# Information given
--------------------------------

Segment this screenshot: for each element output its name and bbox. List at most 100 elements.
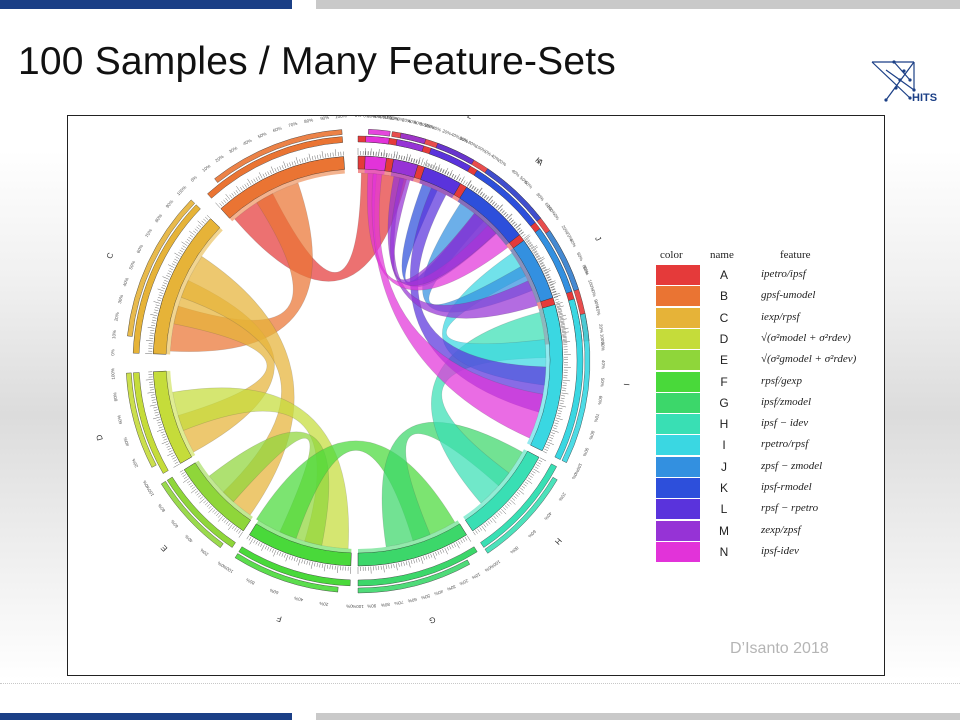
- tick-label: 100%: [599, 334, 605, 346]
- sector-tick: [231, 525, 235, 530]
- sector-tick: [558, 314, 563, 316]
- sector-tick: [163, 282, 167, 285]
- tick-label: 20%: [131, 458, 139, 468]
- sector-tick: [543, 268, 550, 272]
- tick-label: 0%: [363, 116, 370, 118]
- sector-tick: [205, 216, 209, 220]
- sector-tick: [158, 294, 163, 297]
- sector-tick: [531, 246, 538, 251]
- sector-tick: [504, 213, 509, 217]
- sector-tick: [185, 241, 189, 244]
- sector-track-outer: [484, 476, 558, 554]
- sector-tick: [512, 221, 516, 225]
- sector-tick: [198, 224, 202, 228]
- sector-tick: [541, 265, 545, 268]
- tick-label: 90%: [582, 447, 590, 457]
- legend-feature: √(σ²model + σ²rdev): [761, 331, 851, 344]
- legend-swatch: [656, 414, 700, 435]
- sector-tick: [560, 323, 565, 325]
- tick-label: 40%: [294, 596, 304, 603]
- sector-inner-ring: [390, 171, 415, 182]
- tick-label: 90%: [593, 299, 600, 309]
- sector-tick: [171, 454, 175, 458]
- sector-tick: [279, 166, 282, 170]
- tick-label: 30%: [446, 584, 456, 592]
- tick-label: 80%: [154, 213, 163, 223]
- sector-inner-ring: [463, 449, 528, 521]
- sector-tick: [151, 324, 156, 327]
- sector-tick: [529, 244, 534, 248]
- sector-tick: [489, 519, 493, 523]
- sector-tick: [466, 535, 472, 542]
- tick-label: 20%: [459, 578, 469, 586]
- sector-tick: [196, 226, 200, 230]
- sector-tick: [553, 292, 560, 296]
- sector-tick: [235, 190, 239, 194]
- sector-tick: [554, 296, 558, 299]
- sector-tick: [203, 500, 207, 504]
- sector-track-outer: [234, 553, 339, 593]
- tick-label: 40%: [372, 116, 381, 119]
- sector-tick: [530, 473, 535, 476]
- sector-tick: [383, 565, 385, 573]
- sector-tick: [553, 425, 558, 427]
- tick-label: 40%: [490, 153, 500, 162]
- sector-tick: [523, 483, 527, 487]
- sector-tick: [444, 547, 448, 555]
- sector-tick: [156, 419, 161, 421]
- sector-tick: [552, 427, 557, 430]
- sector-tick: [548, 281, 553, 283]
- sector-track-outer: [238, 546, 351, 587]
- sector-tick: [294, 160, 296, 165]
- sector-tick: [561, 395, 566, 397]
- sector-tick: [164, 279, 168, 282]
- sector-tick: [194, 228, 199, 232]
- sector-tick: [444, 167, 449, 175]
- sector-tick: [264, 545, 267, 550]
- tick-label: 20%: [367, 116, 376, 119]
- sector-tick: [432, 552, 436, 560]
- sector-tick: [255, 540, 258, 545]
- sector-tick: [216, 512, 220, 517]
- sector-tick: [173, 463, 180, 468]
- sector-tick: [552, 290, 557, 293]
- sector-tick: [442, 548, 445, 553]
- sector-tick: [549, 437, 554, 439]
- sector-tick: [533, 468, 540, 473]
- sector-tick: [540, 264, 545, 267]
- sector-tick: [236, 528, 239, 533]
- sector-tick: [532, 470, 536, 474]
- sector-tick: [495, 514, 499, 518]
- sector-tick: [442, 169, 445, 174]
- sector-tick: [234, 527, 237, 531]
- sector-tick: [161, 440, 169, 445]
- legend-swatch: [656, 456, 700, 477]
- sector-tick: [157, 297, 162, 299]
- sector-tick: [526, 239, 530, 243]
- tick-label: 40%: [450, 132, 460, 140]
- sector-tick: [560, 320, 565, 322]
- sector-tick: [303, 560, 306, 565]
- sector-tick: [481, 193, 485, 197]
- sector-tick: [432, 165, 435, 170]
- tick-label: 90%: [367, 603, 376, 608]
- figure-credit: D’Isanto 2018: [730, 640, 829, 657]
- sector-label-i: I: [622, 383, 631, 386]
- sector-tick: [215, 202, 221, 209]
- tick-label: 80%: [535, 192, 545, 202]
- sector-tick: [557, 308, 562, 311]
- sector-tick: [295, 157, 299, 164]
- sector-track-outer: [484, 168, 542, 222]
- sector-tick: [535, 255, 540, 258]
- sector-tick: [189, 234, 194, 238]
- sector-tick: [393, 563, 395, 568]
- sector-tick: [198, 494, 202, 498]
- sector-tick: [451, 544, 454, 549]
- sector-tick: [246, 182, 250, 187]
- sector-tick: [518, 489, 525, 495]
- sector-tick: [560, 400, 565, 402]
- sector-tick: [549, 284, 554, 286]
- legend-swatch: [656, 328, 700, 349]
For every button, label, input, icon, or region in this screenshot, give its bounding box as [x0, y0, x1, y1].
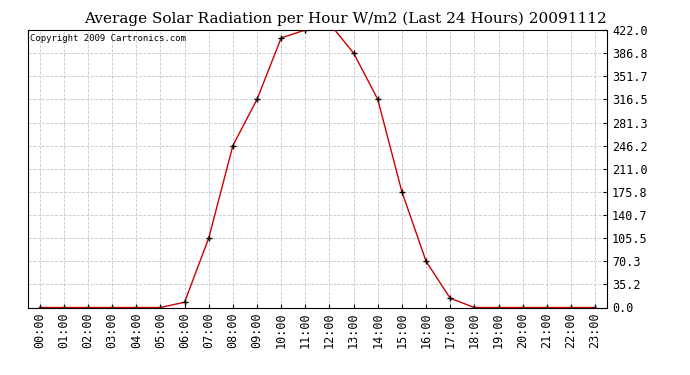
Text: Copyright 2009 Cartronics.com: Copyright 2009 Cartronics.com [30, 34, 186, 43]
Text: Average Solar Radiation per Hour W/m2 (Last 24 Hours) 20091112: Average Solar Radiation per Hour W/m2 (L… [83, 11, 607, 26]
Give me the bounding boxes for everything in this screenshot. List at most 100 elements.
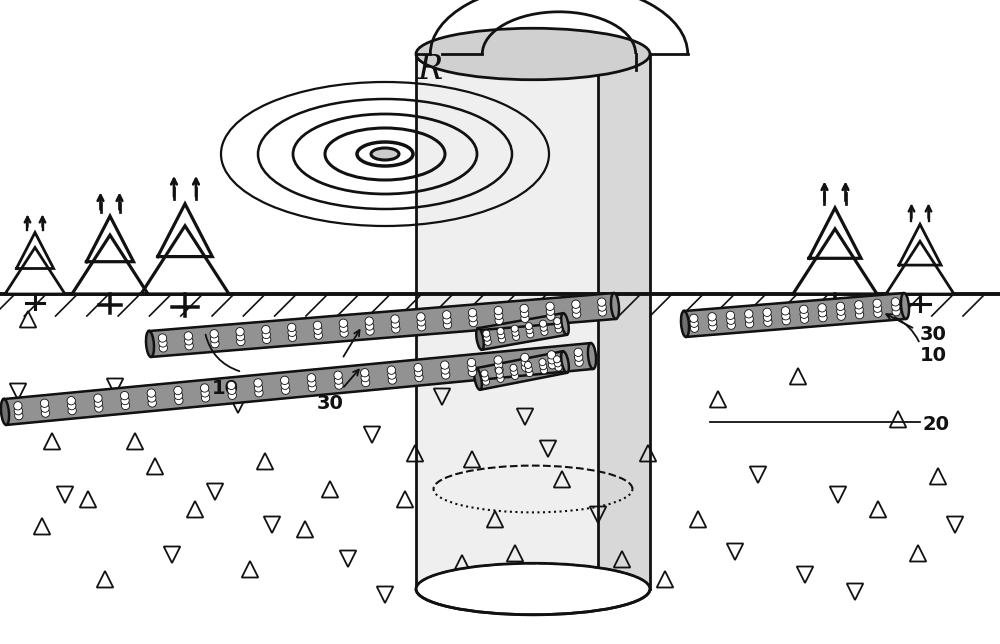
- Ellipse shape: [335, 381, 343, 389]
- Ellipse shape: [40, 399, 49, 408]
- Ellipse shape: [417, 317, 425, 326]
- Ellipse shape: [855, 301, 863, 309]
- Ellipse shape: [764, 318, 772, 327]
- Ellipse shape: [836, 302, 845, 310]
- Ellipse shape: [365, 322, 374, 330]
- Ellipse shape: [340, 329, 348, 337]
- Ellipse shape: [468, 368, 477, 377]
- Ellipse shape: [541, 367, 548, 374]
- Ellipse shape: [520, 305, 528, 312]
- Ellipse shape: [800, 315, 809, 323]
- Ellipse shape: [574, 353, 583, 361]
- Ellipse shape: [874, 309, 882, 317]
- Ellipse shape: [281, 386, 290, 394]
- Text: R: R: [417, 54, 443, 86]
- Ellipse shape: [288, 328, 296, 337]
- Ellipse shape: [210, 330, 218, 338]
- Ellipse shape: [727, 321, 735, 329]
- Ellipse shape: [690, 319, 698, 327]
- Ellipse shape: [855, 306, 863, 314]
- Ellipse shape: [873, 304, 882, 312]
- Ellipse shape: [520, 309, 529, 317]
- Ellipse shape: [510, 365, 517, 372]
- Ellipse shape: [745, 319, 754, 328]
- Ellipse shape: [548, 361, 557, 369]
- Ellipse shape: [175, 396, 183, 404]
- Ellipse shape: [228, 386, 236, 395]
- Ellipse shape: [495, 366, 503, 374]
- Ellipse shape: [339, 319, 348, 327]
- Polygon shape: [476, 351, 567, 390]
- Ellipse shape: [469, 318, 477, 327]
- Ellipse shape: [494, 356, 502, 364]
- Ellipse shape: [14, 406, 23, 415]
- Ellipse shape: [200, 384, 209, 392]
- Polygon shape: [684, 293, 906, 337]
- Text: 10: 10: [212, 379, 239, 398]
- Ellipse shape: [476, 328, 484, 350]
- Ellipse shape: [512, 372, 519, 379]
- Ellipse shape: [158, 334, 167, 342]
- Ellipse shape: [314, 331, 322, 339]
- Ellipse shape: [526, 370, 533, 377]
- Ellipse shape: [498, 332, 505, 339]
- Ellipse shape: [94, 394, 102, 402]
- Text: 20: 20: [922, 415, 949, 433]
- Ellipse shape: [362, 379, 370, 386]
- Ellipse shape: [495, 311, 503, 319]
- Ellipse shape: [387, 366, 396, 374]
- Ellipse shape: [313, 321, 322, 330]
- Ellipse shape: [892, 308, 900, 316]
- Ellipse shape: [690, 314, 698, 323]
- Ellipse shape: [334, 371, 342, 379]
- Ellipse shape: [443, 316, 451, 324]
- Ellipse shape: [818, 308, 827, 317]
- Ellipse shape: [521, 314, 529, 323]
- Ellipse shape: [388, 376, 397, 384]
- Ellipse shape: [818, 304, 826, 312]
- Ellipse shape: [159, 344, 167, 352]
- Ellipse shape: [281, 376, 289, 384]
- Ellipse shape: [67, 397, 75, 405]
- Ellipse shape: [555, 326, 562, 333]
- Ellipse shape: [416, 28, 650, 80]
- Ellipse shape: [211, 339, 219, 348]
- Polygon shape: [793, 229, 877, 294]
- Ellipse shape: [184, 332, 193, 340]
- Ellipse shape: [417, 313, 425, 321]
- Polygon shape: [899, 224, 941, 265]
- Ellipse shape: [314, 326, 322, 334]
- Polygon shape: [478, 313, 567, 350]
- Ellipse shape: [726, 311, 735, 319]
- Ellipse shape: [366, 327, 374, 335]
- Ellipse shape: [819, 314, 827, 322]
- Ellipse shape: [892, 303, 900, 311]
- Ellipse shape: [414, 363, 422, 372]
- Ellipse shape: [745, 310, 753, 318]
- Ellipse shape: [837, 312, 845, 320]
- Ellipse shape: [391, 320, 400, 328]
- Ellipse shape: [498, 336, 505, 343]
- Ellipse shape: [388, 371, 396, 379]
- Ellipse shape: [483, 378, 490, 385]
- Ellipse shape: [417, 323, 426, 331]
- Ellipse shape: [496, 371, 503, 378]
- Polygon shape: [86, 216, 134, 261]
- Ellipse shape: [121, 401, 130, 410]
- Ellipse shape: [236, 332, 245, 341]
- Ellipse shape: [288, 323, 296, 332]
- Ellipse shape: [147, 389, 155, 397]
- Ellipse shape: [469, 314, 477, 322]
- Ellipse shape: [94, 399, 103, 407]
- Polygon shape: [149, 293, 616, 357]
- Ellipse shape: [68, 406, 76, 415]
- Polygon shape: [4, 343, 593, 425]
- Ellipse shape: [554, 360, 561, 367]
- Ellipse shape: [121, 397, 129, 404]
- Ellipse shape: [467, 358, 476, 366]
- Ellipse shape: [361, 374, 369, 382]
- Text: 30: 30: [317, 394, 343, 413]
- Ellipse shape: [481, 370, 488, 377]
- Ellipse shape: [800, 310, 808, 318]
- Ellipse shape: [526, 327, 533, 334]
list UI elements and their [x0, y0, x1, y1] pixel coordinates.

--------------------------------

Rewrite the entries from the line containing "- tick-label: 100%: [599, 334, 605, 346]" through the line containing "- sector-tick: [158, 294, 163, 297]", changing "sector-tick" to "sector-marker" everywhere and leaving everything else as it is.

- tick-label: 100%: [599, 334, 605, 346]
- sector-marker: [231, 525, 235, 530]
- sector-marker: [558, 314, 563, 316]
- sector-marker: [163, 282, 167, 285]
- tick-label: 20%: [131, 458, 139, 468]
- sector-marker: [543, 268, 550, 272]
- tick-label: 0%: [363, 116, 370, 118]
- sector-marker: [205, 216, 209, 220]
- sector-marker: [158, 294, 163, 297]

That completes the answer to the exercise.